• _GIVEN DATA_:
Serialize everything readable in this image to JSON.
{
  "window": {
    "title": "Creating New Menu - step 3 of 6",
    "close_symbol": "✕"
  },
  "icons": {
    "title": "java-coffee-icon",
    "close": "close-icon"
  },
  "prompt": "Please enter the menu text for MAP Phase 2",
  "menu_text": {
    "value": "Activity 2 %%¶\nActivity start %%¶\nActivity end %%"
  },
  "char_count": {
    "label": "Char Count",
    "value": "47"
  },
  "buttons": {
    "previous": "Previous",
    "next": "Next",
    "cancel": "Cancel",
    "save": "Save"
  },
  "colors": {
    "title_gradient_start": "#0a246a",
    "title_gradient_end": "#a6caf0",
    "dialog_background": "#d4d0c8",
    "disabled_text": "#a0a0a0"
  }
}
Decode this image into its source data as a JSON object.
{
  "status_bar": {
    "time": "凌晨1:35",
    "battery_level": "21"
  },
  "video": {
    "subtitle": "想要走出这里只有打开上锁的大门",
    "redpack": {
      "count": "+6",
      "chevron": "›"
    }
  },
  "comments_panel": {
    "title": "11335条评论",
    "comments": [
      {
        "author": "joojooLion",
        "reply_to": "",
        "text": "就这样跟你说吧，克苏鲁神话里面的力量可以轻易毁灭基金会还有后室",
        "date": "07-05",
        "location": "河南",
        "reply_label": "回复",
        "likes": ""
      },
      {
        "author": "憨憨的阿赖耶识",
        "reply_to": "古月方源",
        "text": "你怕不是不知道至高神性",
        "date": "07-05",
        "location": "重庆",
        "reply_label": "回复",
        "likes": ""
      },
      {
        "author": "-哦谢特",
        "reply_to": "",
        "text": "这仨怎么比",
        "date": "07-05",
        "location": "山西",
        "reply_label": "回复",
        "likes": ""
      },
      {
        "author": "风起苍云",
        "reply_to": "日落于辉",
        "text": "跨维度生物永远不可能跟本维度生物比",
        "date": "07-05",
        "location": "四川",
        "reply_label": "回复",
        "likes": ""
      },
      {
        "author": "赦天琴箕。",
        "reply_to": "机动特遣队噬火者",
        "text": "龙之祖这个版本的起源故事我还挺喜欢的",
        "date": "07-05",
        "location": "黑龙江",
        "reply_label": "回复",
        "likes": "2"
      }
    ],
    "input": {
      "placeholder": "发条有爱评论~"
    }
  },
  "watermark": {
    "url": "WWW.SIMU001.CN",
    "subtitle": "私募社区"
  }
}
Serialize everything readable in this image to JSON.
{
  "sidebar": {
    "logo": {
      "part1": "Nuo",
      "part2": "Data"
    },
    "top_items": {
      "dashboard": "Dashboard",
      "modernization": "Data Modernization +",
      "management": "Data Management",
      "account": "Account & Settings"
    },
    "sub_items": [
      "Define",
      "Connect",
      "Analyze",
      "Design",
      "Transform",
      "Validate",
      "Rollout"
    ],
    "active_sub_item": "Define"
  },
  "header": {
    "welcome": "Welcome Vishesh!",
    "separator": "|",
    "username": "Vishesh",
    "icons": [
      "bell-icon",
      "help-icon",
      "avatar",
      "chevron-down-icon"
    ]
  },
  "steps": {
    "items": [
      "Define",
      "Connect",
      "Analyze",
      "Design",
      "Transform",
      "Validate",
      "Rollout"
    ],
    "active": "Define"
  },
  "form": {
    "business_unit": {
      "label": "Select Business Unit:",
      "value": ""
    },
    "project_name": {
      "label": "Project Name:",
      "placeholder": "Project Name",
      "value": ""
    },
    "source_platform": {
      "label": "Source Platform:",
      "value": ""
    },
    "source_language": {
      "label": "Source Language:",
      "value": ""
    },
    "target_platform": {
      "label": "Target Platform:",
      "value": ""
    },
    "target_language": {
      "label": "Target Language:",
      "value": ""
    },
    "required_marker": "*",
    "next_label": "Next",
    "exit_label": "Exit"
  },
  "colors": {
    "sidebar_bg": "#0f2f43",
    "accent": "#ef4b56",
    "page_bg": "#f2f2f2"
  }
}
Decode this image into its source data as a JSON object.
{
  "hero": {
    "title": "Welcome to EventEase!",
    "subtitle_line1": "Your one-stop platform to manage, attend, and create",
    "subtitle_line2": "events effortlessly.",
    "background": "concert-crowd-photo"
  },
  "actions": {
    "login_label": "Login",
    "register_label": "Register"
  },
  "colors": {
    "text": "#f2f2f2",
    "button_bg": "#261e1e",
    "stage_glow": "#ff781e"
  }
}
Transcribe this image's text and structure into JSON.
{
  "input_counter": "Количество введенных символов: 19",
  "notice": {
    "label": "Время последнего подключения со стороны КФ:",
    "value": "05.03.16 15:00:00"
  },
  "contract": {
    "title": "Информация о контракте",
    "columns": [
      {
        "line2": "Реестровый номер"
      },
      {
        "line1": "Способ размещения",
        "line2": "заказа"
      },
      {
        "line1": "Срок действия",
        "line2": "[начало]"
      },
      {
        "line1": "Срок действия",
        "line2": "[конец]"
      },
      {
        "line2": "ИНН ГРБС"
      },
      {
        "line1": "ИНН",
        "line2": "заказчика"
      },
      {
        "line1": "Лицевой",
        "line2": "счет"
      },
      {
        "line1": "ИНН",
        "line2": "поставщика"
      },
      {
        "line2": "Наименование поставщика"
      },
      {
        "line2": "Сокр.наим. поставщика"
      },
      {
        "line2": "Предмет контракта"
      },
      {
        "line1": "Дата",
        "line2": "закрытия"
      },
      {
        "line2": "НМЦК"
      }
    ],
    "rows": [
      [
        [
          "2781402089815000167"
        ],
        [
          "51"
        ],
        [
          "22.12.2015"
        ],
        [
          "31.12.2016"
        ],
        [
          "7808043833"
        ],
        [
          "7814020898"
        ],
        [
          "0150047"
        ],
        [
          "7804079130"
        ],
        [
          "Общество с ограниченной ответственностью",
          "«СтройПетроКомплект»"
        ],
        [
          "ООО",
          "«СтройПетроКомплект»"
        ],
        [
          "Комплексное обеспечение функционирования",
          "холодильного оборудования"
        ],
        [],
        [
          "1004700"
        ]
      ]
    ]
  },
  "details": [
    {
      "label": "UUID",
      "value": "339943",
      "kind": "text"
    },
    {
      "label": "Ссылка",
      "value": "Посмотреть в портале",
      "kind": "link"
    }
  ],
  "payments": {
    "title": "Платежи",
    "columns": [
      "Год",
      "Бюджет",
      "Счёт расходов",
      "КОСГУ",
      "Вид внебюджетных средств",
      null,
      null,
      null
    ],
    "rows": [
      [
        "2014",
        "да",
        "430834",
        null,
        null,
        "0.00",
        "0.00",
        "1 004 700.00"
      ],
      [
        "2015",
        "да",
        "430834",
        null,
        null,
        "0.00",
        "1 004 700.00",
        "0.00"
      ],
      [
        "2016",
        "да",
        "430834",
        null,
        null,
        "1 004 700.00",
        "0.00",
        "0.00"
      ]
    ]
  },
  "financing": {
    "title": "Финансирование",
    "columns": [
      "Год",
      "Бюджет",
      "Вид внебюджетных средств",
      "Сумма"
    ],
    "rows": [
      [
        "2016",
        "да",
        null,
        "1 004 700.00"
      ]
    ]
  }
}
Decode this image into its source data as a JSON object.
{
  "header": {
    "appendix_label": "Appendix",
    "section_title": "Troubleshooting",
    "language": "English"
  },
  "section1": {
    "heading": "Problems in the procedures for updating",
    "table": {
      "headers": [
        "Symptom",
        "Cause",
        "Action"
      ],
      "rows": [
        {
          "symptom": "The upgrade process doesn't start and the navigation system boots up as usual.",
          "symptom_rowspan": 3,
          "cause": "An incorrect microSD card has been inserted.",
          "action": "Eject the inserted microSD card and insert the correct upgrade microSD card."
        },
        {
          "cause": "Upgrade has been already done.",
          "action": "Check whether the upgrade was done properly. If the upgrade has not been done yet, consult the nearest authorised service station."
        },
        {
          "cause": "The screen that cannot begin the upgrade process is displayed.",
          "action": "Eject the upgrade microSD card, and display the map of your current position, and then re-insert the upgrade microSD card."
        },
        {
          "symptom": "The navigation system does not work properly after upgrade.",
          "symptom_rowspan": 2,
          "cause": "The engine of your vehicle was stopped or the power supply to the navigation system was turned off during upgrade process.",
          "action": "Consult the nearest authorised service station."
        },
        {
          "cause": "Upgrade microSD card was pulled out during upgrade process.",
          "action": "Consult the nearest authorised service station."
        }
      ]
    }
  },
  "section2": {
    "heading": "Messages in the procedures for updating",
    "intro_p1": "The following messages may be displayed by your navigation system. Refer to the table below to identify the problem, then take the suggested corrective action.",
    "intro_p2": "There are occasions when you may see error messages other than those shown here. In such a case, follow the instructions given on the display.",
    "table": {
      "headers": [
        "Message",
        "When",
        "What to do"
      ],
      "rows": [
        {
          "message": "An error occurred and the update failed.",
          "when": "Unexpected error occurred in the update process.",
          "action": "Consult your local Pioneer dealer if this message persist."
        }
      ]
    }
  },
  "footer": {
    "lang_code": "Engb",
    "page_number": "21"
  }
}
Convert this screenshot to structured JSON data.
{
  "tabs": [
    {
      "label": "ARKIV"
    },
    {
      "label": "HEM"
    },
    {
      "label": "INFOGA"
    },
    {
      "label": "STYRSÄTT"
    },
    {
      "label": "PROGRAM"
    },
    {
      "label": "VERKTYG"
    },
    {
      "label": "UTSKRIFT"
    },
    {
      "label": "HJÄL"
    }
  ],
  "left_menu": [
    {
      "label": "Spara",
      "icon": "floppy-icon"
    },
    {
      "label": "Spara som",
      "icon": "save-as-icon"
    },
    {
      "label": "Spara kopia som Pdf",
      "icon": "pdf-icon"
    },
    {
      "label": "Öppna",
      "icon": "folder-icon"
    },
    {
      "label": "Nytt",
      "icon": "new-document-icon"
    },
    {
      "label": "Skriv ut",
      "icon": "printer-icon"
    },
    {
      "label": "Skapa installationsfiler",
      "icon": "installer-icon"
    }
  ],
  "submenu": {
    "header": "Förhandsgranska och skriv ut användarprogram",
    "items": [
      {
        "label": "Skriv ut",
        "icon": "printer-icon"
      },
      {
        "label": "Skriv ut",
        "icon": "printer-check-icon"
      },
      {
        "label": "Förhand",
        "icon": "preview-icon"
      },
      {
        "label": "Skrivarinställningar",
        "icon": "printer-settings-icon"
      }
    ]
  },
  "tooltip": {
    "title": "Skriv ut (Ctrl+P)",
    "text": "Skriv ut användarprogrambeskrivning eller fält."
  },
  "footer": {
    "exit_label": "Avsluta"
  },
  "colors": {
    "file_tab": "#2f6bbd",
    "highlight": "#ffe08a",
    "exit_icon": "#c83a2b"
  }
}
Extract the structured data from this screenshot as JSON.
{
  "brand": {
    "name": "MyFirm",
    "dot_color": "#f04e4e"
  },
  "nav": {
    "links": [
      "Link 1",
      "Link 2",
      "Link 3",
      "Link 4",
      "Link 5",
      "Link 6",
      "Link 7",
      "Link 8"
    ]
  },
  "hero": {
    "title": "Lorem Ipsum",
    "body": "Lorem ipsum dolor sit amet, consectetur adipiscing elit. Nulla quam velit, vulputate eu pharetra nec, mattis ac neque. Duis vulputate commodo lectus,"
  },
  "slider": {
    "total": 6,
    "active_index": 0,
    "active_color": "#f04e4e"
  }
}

• _TASK TO CARRY OUT_:
Your task is to return, exactly and on their own, the lines from the one containing "Extract the structured" through the last line of the listing.

• _RESPONSE_:
Extract the structured data from this screenshot as JSON.
{
  "brand": {
    "name": "MyFirm",
    "dot_color": "#f04e4e"
  },
  "nav": {
    "links": [
      "Link 1",
      "Link 2",
      "Link 3",
      "Link 4",
      "Link 5",
      "Link 6",
      "Link 7",
      "Link 8"
    ]
  },
  "hero": {
    "title": "Lorem Ipsum",
    "body": "Lorem ipsum dolor sit amet, consectetur adipiscing elit. Nulla quam velit, vulputate eu pharetra nec, mattis ac neque. Duis vulputate commodo lectus,"
  },
  "slider": {
    "total": 6,
    "active_index": 0,
    "active_color": "#f04e4e"
  }
}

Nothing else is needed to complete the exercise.